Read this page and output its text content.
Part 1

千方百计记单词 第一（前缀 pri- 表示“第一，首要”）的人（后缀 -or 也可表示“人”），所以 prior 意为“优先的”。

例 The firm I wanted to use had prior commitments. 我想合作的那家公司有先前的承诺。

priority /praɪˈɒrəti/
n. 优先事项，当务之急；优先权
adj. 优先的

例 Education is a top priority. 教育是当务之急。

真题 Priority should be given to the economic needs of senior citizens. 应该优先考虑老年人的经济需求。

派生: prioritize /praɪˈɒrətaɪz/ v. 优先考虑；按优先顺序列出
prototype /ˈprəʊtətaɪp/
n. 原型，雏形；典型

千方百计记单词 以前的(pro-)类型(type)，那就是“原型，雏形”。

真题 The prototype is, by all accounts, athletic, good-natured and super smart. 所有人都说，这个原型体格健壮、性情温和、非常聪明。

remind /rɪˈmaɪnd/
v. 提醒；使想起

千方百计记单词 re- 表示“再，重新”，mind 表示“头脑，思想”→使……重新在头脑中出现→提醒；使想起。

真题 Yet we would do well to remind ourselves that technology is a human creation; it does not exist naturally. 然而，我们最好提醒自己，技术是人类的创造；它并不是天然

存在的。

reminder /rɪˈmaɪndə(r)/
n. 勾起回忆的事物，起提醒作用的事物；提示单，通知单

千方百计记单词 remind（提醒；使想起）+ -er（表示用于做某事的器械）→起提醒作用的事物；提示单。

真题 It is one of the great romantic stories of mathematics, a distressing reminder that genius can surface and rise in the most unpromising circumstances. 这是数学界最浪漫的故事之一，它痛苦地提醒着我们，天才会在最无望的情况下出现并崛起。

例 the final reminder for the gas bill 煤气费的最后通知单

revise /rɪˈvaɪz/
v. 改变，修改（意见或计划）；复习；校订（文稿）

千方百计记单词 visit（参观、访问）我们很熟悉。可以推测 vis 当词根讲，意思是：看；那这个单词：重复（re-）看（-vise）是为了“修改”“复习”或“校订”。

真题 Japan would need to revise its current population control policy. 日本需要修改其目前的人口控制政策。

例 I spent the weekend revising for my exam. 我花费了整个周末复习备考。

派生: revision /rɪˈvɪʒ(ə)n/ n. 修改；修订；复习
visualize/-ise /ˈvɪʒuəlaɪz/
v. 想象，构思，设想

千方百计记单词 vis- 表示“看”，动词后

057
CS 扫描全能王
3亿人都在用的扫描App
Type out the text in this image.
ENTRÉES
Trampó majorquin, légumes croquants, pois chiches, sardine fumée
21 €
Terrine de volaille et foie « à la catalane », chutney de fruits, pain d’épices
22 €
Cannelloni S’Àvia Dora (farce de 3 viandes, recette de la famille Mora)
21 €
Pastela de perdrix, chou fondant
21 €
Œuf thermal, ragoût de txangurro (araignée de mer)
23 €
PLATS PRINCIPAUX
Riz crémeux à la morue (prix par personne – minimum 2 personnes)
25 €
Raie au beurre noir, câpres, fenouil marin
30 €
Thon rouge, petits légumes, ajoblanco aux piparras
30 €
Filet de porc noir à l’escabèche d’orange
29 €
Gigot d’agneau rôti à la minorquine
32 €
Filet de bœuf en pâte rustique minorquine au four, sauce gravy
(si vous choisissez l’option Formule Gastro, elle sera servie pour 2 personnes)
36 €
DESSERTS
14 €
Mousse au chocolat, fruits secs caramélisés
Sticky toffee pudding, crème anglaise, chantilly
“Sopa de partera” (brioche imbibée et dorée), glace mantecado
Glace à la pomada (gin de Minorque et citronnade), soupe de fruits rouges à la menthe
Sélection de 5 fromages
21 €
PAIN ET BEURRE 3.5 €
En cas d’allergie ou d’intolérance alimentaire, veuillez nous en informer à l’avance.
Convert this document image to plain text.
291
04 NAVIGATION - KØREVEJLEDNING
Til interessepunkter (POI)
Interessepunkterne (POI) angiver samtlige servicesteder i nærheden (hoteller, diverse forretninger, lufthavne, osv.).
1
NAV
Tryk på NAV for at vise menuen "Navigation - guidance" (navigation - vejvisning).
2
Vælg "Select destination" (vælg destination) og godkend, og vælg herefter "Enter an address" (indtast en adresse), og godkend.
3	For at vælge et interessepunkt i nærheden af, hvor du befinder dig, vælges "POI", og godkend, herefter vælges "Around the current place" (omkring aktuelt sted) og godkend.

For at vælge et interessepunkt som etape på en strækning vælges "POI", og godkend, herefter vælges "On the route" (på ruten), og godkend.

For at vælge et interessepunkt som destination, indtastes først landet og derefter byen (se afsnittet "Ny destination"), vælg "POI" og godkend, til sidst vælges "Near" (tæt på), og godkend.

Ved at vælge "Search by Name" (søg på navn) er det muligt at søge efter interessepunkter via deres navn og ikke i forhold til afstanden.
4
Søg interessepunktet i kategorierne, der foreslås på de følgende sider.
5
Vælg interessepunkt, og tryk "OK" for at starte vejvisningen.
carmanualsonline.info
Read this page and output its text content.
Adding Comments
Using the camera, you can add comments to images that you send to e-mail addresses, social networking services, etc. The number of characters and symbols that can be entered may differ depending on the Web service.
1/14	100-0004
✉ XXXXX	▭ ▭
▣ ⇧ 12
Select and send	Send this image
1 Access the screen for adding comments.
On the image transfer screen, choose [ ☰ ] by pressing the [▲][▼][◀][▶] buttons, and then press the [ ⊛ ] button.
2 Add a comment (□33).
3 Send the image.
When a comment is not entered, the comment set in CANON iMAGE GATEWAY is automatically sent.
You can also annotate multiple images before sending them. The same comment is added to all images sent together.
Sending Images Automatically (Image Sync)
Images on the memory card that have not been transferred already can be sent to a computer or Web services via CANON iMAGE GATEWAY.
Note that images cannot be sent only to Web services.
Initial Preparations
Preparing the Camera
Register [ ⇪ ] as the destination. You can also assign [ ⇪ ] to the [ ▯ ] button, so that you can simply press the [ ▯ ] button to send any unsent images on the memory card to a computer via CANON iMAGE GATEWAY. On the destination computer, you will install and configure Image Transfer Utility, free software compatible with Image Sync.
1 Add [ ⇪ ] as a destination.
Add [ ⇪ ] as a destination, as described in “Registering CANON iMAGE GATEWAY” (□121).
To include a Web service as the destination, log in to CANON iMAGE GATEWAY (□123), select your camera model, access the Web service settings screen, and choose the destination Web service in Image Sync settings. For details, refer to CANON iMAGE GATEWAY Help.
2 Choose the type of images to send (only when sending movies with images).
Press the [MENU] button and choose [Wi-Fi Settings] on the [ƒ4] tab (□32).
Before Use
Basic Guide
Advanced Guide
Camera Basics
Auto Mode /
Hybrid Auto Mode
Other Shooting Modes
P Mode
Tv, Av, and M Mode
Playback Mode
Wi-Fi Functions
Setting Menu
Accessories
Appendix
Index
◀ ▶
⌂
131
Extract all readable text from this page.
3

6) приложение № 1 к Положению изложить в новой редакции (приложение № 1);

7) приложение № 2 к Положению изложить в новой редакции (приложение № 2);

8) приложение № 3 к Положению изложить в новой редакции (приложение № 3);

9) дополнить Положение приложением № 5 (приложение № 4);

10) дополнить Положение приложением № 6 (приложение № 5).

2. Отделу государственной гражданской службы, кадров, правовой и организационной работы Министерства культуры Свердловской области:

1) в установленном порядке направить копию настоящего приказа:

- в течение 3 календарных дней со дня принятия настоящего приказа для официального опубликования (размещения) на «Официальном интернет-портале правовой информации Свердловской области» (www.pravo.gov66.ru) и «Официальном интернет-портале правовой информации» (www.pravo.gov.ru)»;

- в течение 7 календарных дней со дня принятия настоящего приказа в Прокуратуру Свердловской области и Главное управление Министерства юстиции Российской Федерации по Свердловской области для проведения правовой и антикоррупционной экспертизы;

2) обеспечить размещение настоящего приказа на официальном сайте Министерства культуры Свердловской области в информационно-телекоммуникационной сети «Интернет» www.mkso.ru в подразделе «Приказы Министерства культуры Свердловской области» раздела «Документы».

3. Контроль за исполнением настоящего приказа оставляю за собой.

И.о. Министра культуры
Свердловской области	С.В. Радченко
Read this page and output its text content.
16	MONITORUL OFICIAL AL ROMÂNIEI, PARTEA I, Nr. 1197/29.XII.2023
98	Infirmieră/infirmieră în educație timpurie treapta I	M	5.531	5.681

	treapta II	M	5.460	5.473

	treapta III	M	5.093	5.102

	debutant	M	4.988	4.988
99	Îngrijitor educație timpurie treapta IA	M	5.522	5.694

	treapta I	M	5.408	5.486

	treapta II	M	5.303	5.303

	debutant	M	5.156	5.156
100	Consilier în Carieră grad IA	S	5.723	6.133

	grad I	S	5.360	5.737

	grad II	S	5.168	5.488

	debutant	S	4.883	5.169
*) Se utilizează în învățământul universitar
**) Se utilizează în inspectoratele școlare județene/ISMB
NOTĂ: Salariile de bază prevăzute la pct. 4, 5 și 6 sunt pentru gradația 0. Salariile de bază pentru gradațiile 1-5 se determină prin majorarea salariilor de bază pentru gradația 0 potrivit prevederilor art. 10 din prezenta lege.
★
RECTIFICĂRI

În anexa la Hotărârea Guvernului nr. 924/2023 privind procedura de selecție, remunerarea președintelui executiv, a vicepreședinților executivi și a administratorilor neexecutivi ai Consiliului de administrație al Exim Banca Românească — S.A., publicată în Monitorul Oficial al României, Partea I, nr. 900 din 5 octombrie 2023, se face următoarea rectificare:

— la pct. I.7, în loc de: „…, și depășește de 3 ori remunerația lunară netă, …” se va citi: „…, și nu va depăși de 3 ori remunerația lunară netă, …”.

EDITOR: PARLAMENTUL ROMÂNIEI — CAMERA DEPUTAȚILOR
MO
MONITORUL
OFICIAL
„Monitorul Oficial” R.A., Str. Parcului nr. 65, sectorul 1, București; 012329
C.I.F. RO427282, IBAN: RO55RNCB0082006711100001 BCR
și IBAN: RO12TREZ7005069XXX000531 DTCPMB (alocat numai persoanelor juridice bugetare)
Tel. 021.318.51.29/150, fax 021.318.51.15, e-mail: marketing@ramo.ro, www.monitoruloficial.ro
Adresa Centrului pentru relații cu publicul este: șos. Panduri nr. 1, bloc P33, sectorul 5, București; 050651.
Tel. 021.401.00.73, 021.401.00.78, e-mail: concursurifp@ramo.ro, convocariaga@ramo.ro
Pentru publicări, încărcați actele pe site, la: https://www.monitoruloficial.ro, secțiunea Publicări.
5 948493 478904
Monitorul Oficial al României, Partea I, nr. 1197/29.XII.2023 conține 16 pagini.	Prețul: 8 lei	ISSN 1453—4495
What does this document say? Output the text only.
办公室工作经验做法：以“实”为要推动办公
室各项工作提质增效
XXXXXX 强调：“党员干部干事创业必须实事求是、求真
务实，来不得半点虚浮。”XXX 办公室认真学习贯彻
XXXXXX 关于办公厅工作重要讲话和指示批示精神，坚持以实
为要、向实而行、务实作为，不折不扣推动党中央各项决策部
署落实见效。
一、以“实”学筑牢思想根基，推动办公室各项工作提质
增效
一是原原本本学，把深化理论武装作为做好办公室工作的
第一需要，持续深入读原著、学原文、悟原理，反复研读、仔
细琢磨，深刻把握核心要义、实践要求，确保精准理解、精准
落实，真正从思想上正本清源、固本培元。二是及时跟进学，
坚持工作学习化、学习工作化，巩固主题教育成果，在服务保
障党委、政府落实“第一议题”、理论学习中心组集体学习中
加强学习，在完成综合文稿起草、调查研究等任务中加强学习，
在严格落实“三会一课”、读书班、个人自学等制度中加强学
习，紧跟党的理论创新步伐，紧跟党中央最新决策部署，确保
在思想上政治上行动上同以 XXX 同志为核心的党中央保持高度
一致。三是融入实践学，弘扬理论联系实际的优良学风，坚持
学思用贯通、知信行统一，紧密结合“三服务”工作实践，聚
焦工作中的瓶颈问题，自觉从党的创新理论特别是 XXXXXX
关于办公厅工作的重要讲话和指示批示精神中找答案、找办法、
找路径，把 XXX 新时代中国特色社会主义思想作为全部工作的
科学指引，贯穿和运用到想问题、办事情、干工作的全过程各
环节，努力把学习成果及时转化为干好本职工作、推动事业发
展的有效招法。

------------------------------------------------------------------------

Through the last line of the entries above, beginning at the line containing "What does this", transcribe each line exactly, both ends included and nothing more.

EXPECTED ANSWER:
What does this document say? Output the text only.
办公室工作经验做法：以“实”为要推动办公
室各项工作提质增效
XXXXXX 强调：“党员干部干事创业必须实事求是、求真
务实，来不得半点虚浮。”XXX 办公室认真学习贯彻
XXXXXX 关于办公厅工作重要讲话和指示批示精神，坚持以实
为要、向实而行、务实作为，不折不扣推动党中央各项决策部
署落实见效。
一、以“实”学筑牢思想根基，推动办公室各项工作提质
增效
一是原原本本学，把深化理论武装作为做好办公室工作的
第一需要，持续深入读原著、学原文、悟原理，反复研读、仔
细琢磨，深刻把握核心要义、实践要求，确保精准理解、精准
落实，真正从思想上正本清源、固本培元。二是及时跟进学，
坚持工作学习化、学习工作化，巩固主题教育成果，在服务保
障党委、政府落实“第一议题”、理论学习中心组集体学习中
加强学习，在完成综合文稿起草、调查研究等任务中加强学习，
在严格落实“三会一课”、读书班、个人自学等制度中加强学
习，紧跟党的理论创新步伐，紧跟党中央最新决策部署，确保
在思想上政治上行动上同以 XXX 同志为核心的党中央保持高度
一致。三是融入实践学，弘扬理论联系实际的优良学风，坚持
学思用贯通、知信行统一，紧密结合“三服务”工作实践，聚
焦工作中的瓶颈问题，自觉从党的创新理论特别是 XXXXXX
关于办公厅工作的重要讲话和指示批示精神中找答案、找办法、
找路径，把 XXX 新时代中国特色社会主义思想作为全部工作的
科学指引，贯穿和运用到想问题、办事情、干工作的全过程各
环节，努力把学习成果及时转化为干好本职工作、推动事业发
展的有效招法。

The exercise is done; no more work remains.